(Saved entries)
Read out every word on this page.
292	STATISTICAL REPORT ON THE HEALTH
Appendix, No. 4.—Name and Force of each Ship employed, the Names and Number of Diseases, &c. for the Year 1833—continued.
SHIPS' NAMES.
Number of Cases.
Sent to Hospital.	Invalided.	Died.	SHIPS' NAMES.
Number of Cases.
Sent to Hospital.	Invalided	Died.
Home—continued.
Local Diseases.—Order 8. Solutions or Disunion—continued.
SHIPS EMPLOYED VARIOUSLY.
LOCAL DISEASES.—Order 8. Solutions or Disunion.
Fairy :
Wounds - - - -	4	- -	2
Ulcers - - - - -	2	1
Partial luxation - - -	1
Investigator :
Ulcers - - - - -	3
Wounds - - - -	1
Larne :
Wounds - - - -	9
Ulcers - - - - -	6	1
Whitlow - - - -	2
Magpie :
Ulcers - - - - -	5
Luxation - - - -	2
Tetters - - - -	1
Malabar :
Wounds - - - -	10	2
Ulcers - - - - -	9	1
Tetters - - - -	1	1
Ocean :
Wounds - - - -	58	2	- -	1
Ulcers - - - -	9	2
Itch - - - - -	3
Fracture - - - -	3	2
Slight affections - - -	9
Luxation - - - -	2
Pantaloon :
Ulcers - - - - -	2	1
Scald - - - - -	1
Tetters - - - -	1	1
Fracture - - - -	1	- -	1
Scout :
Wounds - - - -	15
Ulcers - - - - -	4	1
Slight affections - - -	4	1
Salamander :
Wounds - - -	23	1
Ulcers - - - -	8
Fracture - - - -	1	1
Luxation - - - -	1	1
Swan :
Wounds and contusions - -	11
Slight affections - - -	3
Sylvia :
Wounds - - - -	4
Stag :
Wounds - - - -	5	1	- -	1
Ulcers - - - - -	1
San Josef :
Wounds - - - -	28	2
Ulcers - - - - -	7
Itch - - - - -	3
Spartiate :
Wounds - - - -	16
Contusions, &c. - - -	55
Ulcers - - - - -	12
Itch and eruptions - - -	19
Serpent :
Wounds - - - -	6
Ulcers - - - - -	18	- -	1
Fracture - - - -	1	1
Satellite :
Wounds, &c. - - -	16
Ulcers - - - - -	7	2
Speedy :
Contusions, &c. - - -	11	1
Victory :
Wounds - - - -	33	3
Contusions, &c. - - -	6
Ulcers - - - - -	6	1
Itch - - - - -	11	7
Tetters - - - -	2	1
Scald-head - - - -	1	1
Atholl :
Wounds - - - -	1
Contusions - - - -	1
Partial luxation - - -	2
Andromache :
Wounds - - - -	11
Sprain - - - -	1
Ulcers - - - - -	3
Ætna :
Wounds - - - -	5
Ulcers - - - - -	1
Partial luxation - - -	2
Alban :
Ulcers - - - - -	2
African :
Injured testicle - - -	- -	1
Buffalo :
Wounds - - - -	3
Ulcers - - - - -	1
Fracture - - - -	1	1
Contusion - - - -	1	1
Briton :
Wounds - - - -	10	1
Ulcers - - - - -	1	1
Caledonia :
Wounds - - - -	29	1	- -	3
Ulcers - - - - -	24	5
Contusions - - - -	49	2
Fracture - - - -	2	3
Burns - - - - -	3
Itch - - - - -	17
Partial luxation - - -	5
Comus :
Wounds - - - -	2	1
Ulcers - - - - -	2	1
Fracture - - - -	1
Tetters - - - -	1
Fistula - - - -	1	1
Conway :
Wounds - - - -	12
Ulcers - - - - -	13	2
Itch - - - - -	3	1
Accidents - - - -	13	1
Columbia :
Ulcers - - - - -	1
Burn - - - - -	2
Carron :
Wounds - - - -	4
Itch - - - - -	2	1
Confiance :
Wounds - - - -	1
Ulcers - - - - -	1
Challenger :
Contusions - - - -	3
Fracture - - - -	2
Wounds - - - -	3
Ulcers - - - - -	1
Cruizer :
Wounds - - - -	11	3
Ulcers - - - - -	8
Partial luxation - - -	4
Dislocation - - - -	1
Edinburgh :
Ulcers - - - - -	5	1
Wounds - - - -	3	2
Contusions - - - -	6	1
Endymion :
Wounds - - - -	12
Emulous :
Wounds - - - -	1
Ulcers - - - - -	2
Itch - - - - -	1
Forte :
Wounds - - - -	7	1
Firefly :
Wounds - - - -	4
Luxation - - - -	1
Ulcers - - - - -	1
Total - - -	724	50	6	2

=== GOAL ===
Reproduce the full listing above, character for character.

=== COMPLETE OUTPUT ===
Read out every word on this page.
292	STATISTICAL REPORT ON THE HEALTH
Appendix, No. 4.—Name and Force of each Ship employed, the Names and Number of Diseases, &c. for the Year 1833—continued.
SHIPS' NAMES.
Number of Cases.
Sent to Hospital.	Invalided.	Died.	SHIPS' NAMES.
Number of Cases.
Sent to Hospital.	Invalided	Died.
Home—continued.
Local Diseases.—Order 8. Solutions or Disunion—continued.
SHIPS EMPLOYED VARIOUSLY.
LOCAL DISEASES.—Order 8. Solutions or Disunion.
Fairy :
Wounds - - - -	4	- -	2
Ulcers - - - - -	2	1
Partial luxation - - -	1
Investigator :
Ulcers - - - - -	3
Wounds - - - -	1
Larne :
Wounds - - - -	9
Ulcers - - - - -	6	1
Whitlow - - - -	2
Magpie :
Ulcers - - - - -	5
Luxation - - - -	2
Tetters - - - -	1
Malabar :
Wounds - - - -	10	2
Ulcers - - - - -	9	1
Tetters - - - -	1	1
Ocean :
Wounds - - - -	58	2	- -	1
Ulcers - - - -	9	2
Itch - - - - -	3
Fracture - - - -	3	2
Slight affections - - -	9
Luxation - - - -	2
Pantaloon :
Ulcers - - - - -	2	1
Scald - - - - -	1
Tetters - - - -	1	1
Fracture - - - -	1	- -	1
Scout :
Wounds - - - -	15
Ulcers - - - - -	4	1
Slight affections - - -	4	1
Salamander :
Wounds - - -	23	1
Ulcers - - - -	8
Fracture - - - -	1	1
Luxation - - - -	1	1
Swan :
Wounds and contusions - -	11
Slight affections - - -	3
Sylvia :
Wounds - - - -	4
Stag :
Wounds - - - -	5	1	- -	1
Ulcers - - - - -	1
San Josef :
Wounds - - - -	28	2
Ulcers - - - - -	7
Itch - - - - -	3
Spartiate :
Wounds - - - -	16
Contusions, &c. - - -	55
Ulcers - - - - -	12
Itch and eruptions - - -	19
Serpent :
Wounds - - - -	6
Ulcers - - - - -	18	- -	1
Fracture - - - -	1	1
Satellite :
Wounds, &c. - - -	16
Ulcers - - - - -	7	2
Speedy :
Contusions, &c. - - -	11	1
Victory :
Wounds - - - -	33	3
Contusions, &c. - - -	6
Ulcers - - - - -	6	1
Itch - - - - -	11	7
Tetters - - - -	2	1
Scald-head - - - -	1	1
Atholl :
Wounds - - - -	1
Contusions - - - -	1
Partial luxation - - -	2
Andromache :
Wounds - - - -	11
Sprain - - - -	1
Ulcers - - - - -	3
Ætna :
Wounds - - - -	5
Ulcers - - - - -	1
Partial luxation - - -	2
Alban :
Ulcers - - - - -	2
African :
Injured testicle - - -	- -	1
Buffalo :
Wounds - - - -	3
Ulcers - - - - -	1
Fracture - - - -	1	1
Contusion - - - -	1	1
Briton :
Wounds - - - -	10	1
Ulcers - - - - -	1	1
Caledonia :
Wounds - - - -	29	1	- -	3
Ulcers - - - - -	24	5
Contusions - - - -	49	2
Fracture - - - -	2	3
Burns - - - - -	3
Itch - - - - -	17
Partial luxation - - -	5
Comus :
Wounds - - - -	2	1
Ulcers - - - - -	2	1
Fracture - - - -	1
Tetters - - - -	1
Fistula - - - -	1	1
Conway :
Wounds - - - -	12
Ulcers - - - - -	13	2
Itch - - - - -	3	1
Accidents - - - -	13	1
Columbia :
Ulcers - - - - -	1
Burn - - - - -	2
Carron :
Wounds - - - -	4
Itch - - - - -	2	1
Confiance :
Wounds - - - -	1
Ulcers - - - - -	1
Challenger :
Contusions - - - -	3
Fracture - - - -	2
Wounds - - - -	3
Ulcers - - - - -	1
Cruizer :
Wounds - - - -	11	3
Ulcers - - - - -	8
Partial luxation - - -	4
Dislocation - - - -	1
Edinburgh :
Ulcers - - - - -	5	1
Wounds - - - -	3	2
Contusions - - - -	6	1
Endymion :
Wounds - - - -	12
Emulous :
Wounds - - - -	1
Ulcers - - - - -	2
Itch - - - - -	1
Forte :
Wounds - - - -	7	1
Firefly :
Wounds - - - -	4
Luxation - - - -	1
Ulcers - - - - -	1
Total - - -	724	50	6	2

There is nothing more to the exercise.